:: Requirement ::
Give only the count of lines containing "коррупции".
■ ■ ■ ■ ■ ■ ■
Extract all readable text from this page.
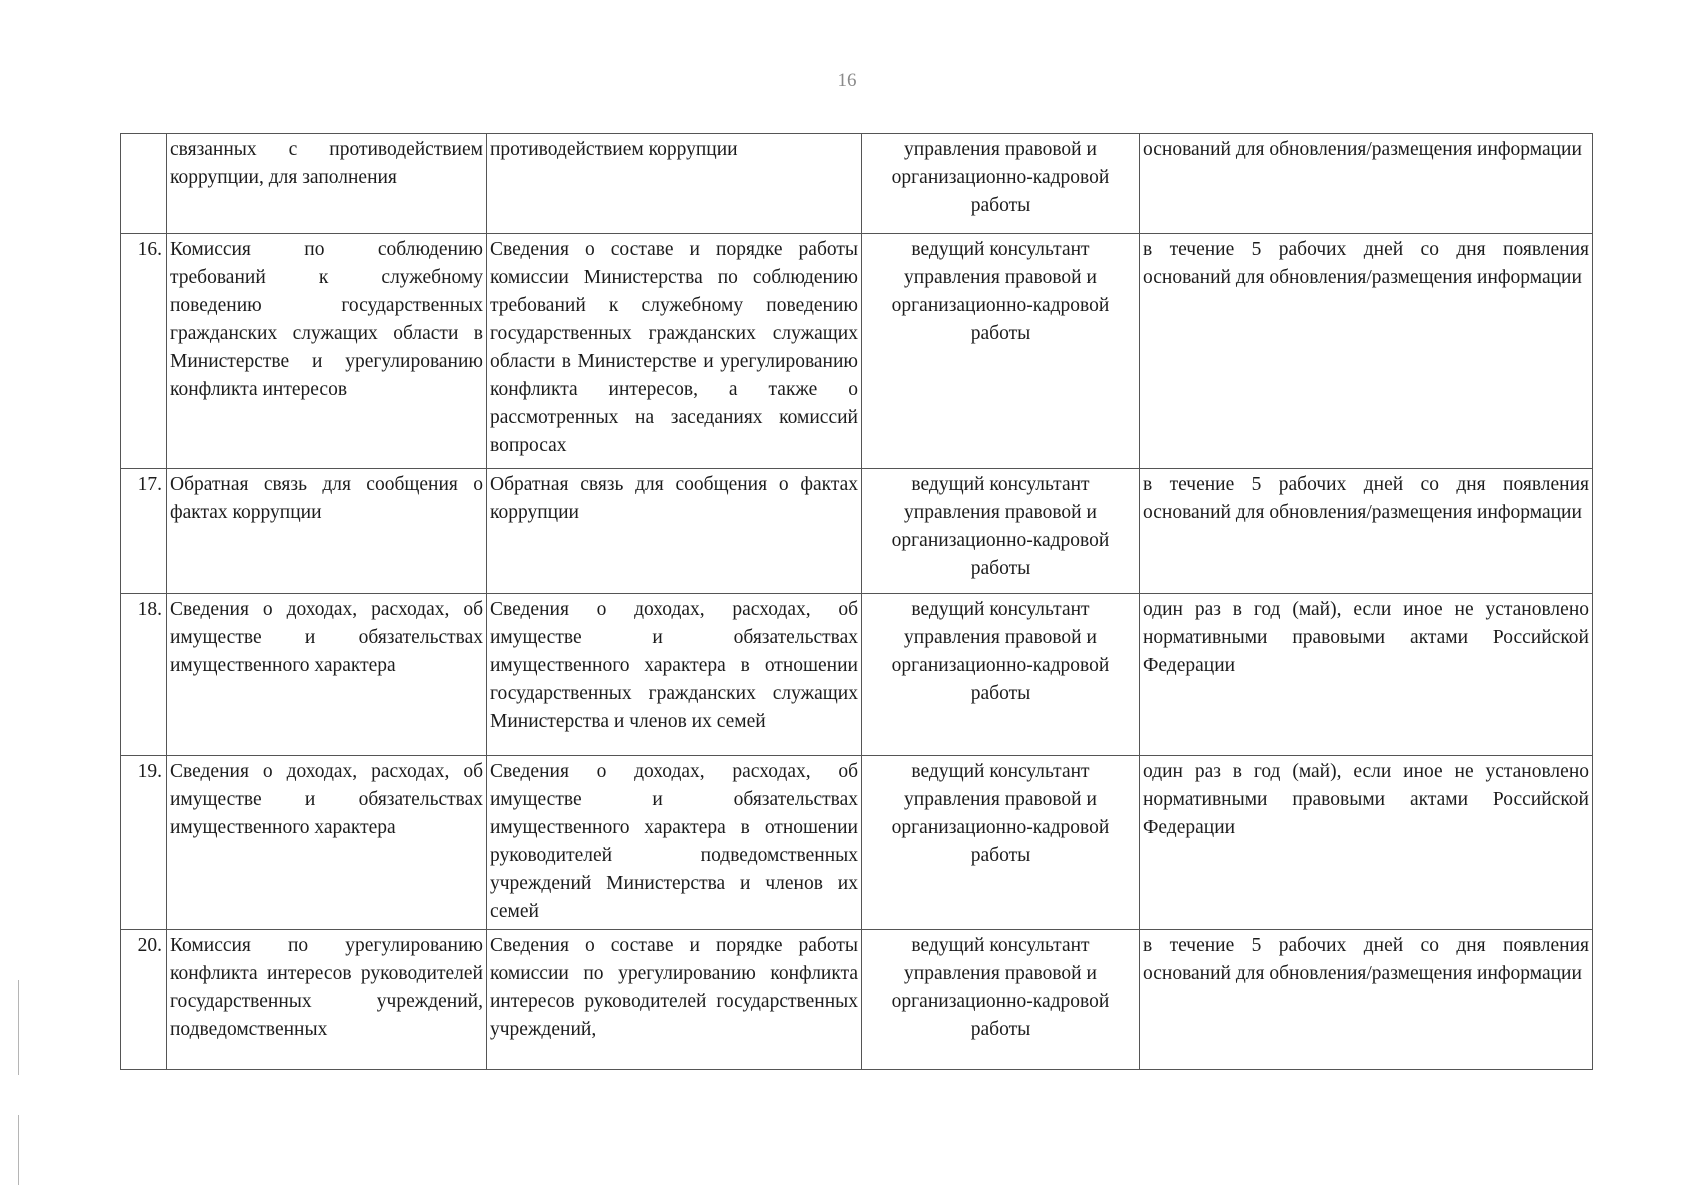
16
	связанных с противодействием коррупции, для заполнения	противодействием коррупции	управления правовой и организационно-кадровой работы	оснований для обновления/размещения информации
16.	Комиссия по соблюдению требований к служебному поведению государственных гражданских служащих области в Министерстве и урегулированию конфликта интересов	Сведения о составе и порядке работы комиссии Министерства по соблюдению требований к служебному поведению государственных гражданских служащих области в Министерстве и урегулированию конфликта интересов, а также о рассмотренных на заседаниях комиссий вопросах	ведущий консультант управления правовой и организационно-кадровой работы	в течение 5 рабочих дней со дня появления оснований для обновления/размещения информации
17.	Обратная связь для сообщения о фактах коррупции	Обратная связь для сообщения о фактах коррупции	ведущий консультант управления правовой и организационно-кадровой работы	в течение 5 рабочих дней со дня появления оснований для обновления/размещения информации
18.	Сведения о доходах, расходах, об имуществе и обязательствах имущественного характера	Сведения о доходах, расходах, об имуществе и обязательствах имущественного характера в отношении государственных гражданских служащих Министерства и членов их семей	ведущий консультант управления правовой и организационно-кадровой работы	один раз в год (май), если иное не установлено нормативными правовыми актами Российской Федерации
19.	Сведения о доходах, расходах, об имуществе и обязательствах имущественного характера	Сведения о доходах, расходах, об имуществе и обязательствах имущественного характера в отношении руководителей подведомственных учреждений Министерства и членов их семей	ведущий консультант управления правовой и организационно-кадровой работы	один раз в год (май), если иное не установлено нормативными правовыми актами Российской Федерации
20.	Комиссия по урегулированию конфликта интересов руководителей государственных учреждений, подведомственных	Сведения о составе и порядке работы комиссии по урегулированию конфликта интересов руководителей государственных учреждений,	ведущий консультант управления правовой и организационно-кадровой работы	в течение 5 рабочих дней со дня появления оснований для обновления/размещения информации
■ ■ ■ ■ ■ ■ ■
:: Written response ::
2